(Excerpts from a figure dataset)
━━━━━━━━

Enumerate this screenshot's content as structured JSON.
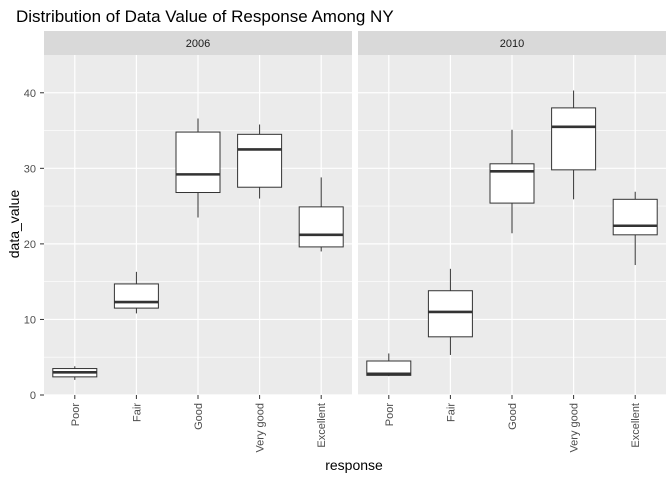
{
  "chart_data": {
    "type": "boxplot",
    "title": "Distribution of Data Value of Response Among NY",
    "xlabel": "response",
    "ylabel": "data_value",
    "ylim": [
      0,
      45
    ],
    "yticks": [
      0,
      10,
      20,
      30,
      40
    ],
    "categories": [
      "Poor",
      "Fair",
      "Good",
      "Very good",
      "Excellent"
    ],
    "grid": true,
    "facets": [
      {
        "label": "2006",
        "boxes": [
          {
            "category": "Poor",
            "whisker_low": 2.0,
            "q1": 2.4,
            "median": 3.0,
            "q3": 3.5,
            "whisker_high": 3.8
          },
          {
            "category": "Fair",
            "whisker_low": 10.8,
            "q1": 11.5,
            "median": 12.3,
            "q3": 14.7,
            "whisker_high": 16.3
          },
          {
            "category": "Good",
            "whisker_low": 23.5,
            "q1": 26.8,
            "median": 29.2,
            "q3": 34.8,
            "whisker_high": 36.6
          },
          {
            "category": "Very good",
            "whisker_low": 26.0,
            "q1": 27.5,
            "median": 32.5,
            "q3": 34.5,
            "whisker_high": 35.8
          },
          {
            "category": "Excellent",
            "whisker_low": 19.0,
            "q1": 19.6,
            "median": 21.2,
            "q3": 24.9,
            "whisker_high": 28.8
          }
        ]
      },
      {
        "label": "2010",
        "boxes": [
          {
            "category": "Poor",
            "whisker_low": 2.5,
            "q1": 2.6,
            "median": 2.8,
            "q3": 4.5,
            "whisker_high": 5.5
          },
          {
            "category": "Fair",
            "whisker_low": 5.3,
            "q1": 7.7,
            "median": 11.0,
            "q3": 13.8,
            "whisker_high": 16.7
          },
          {
            "category": "Good",
            "whisker_low": 21.4,
            "q1": 25.4,
            "median": 29.6,
            "q3": 30.6,
            "whisker_high": 35.1
          },
          {
            "category": "Very good",
            "whisker_low": 25.9,
            "q1": 29.8,
            "median": 35.5,
            "q3": 38.0,
            "whisker_high": 40.3
          },
          {
            "category": "Excellent",
            "whisker_low": 17.2,
            "q1": 21.2,
            "median": 22.4,
            "q3": 25.9,
            "whisker_high": 26.9
          }
        ]
      }
    ]
  }
}
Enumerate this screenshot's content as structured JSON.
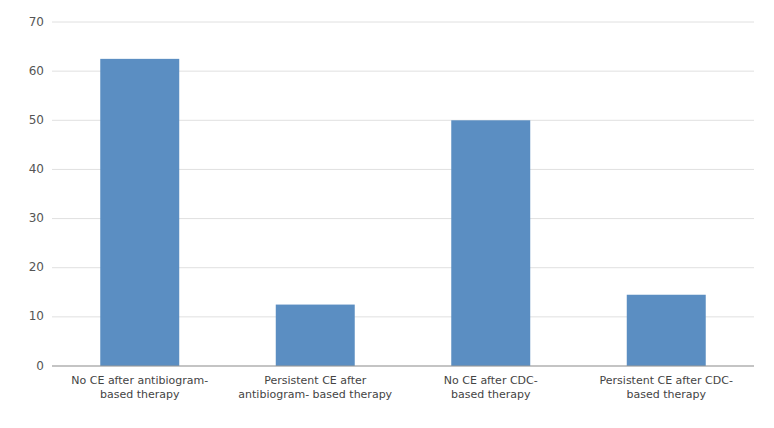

━━━━━━━━

* Goal *
Omitting all images, print the listing exactly.

* Worked solution *
Enumerate this screenshot's content as structured JSON.
{
  "chart_data": {
    "type": "boxplot",
    "title": "Distribution of Data Value of Response Among NY",
    "xlabel": "response",
    "ylabel": "data_value",
    "ylim": [
      0,
      45
    ],
    "yticks": [
      0,
      10,
      20,
      30,
      40
    ],
    "categories": [
      "Poor",
      "Fair",
      "Good",
      "Very good",
      "Excellent"
    ],
    "grid": true,
    "facets": [
      {
        "label": "2006",
        "boxes": [
          {
            "category": "Poor",
            "whisker_low": 2.0,
            "q1": 2.4,
            "median": 3.0,
            "q3": 3.5,
            "whisker_high": 3.8
          },
          {
            "category": "Fair",
            "whisker_low": 10.8,
            "q1": 11.5,
            "median": 12.3,
            "q3": 14.7,
            "whisker_high": 16.3
          },
          {
            "category": "Good",
            "whisker_low": 23.5,
            "q1": 26.8,
            "median": 29.2,
            "q3": 34.8,
            "whisker_high": 36.6
          },
          {
            "category": "Very good",
            "whisker_low": 26.0,
            "q1": 27.5,
            "median": 32.5,
            "q3": 34.5,
            "whisker_high": 35.8
          },
          {
            "category": "Excellent",
            "whisker_low": 19.0,
            "q1": 19.6,
            "median": 21.2,
            "q3": 24.9,
            "whisker_high": 28.8
          }
        ]
      },
      {
        "label": "2010",
        "boxes": [
          {
            "category": "Poor",
            "whisker_low": 2.5,
            "q1": 2.6,
            "median": 2.8,
            "q3": 4.5,
            "whisker_high": 5.5
          },
          {
            "category": "Fair",
            "whisker_low": 5.3,
            "q1": 7.7,
            "median": 11.0,
            "q3": 13.8,
            "whisker_high": 16.7
          },
          {
            "category": "Good",
            "whisker_low": 21.4,
            "q1": 25.4,
            "median": 29.6,
            "q3": 30.6,
            "whisker_high": 35.1
          },
          {
            "category": "Very good",
            "whisker_low": 25.9,
            "q1": 29.8,
            "median": 35.5,
            "q3": 38.0,
            "whisker_high": 40.3
          },
          {
            "category": "Excellent",
            "whisker_low": 17.2,
            "q1": 21.2,
            "median": 22.4,
            "q3": 25.9,
            "whisker_high": 26.9
          }
        ]
      }
    ]
  }
}
Enumerate this screenshot's content as structured JSON.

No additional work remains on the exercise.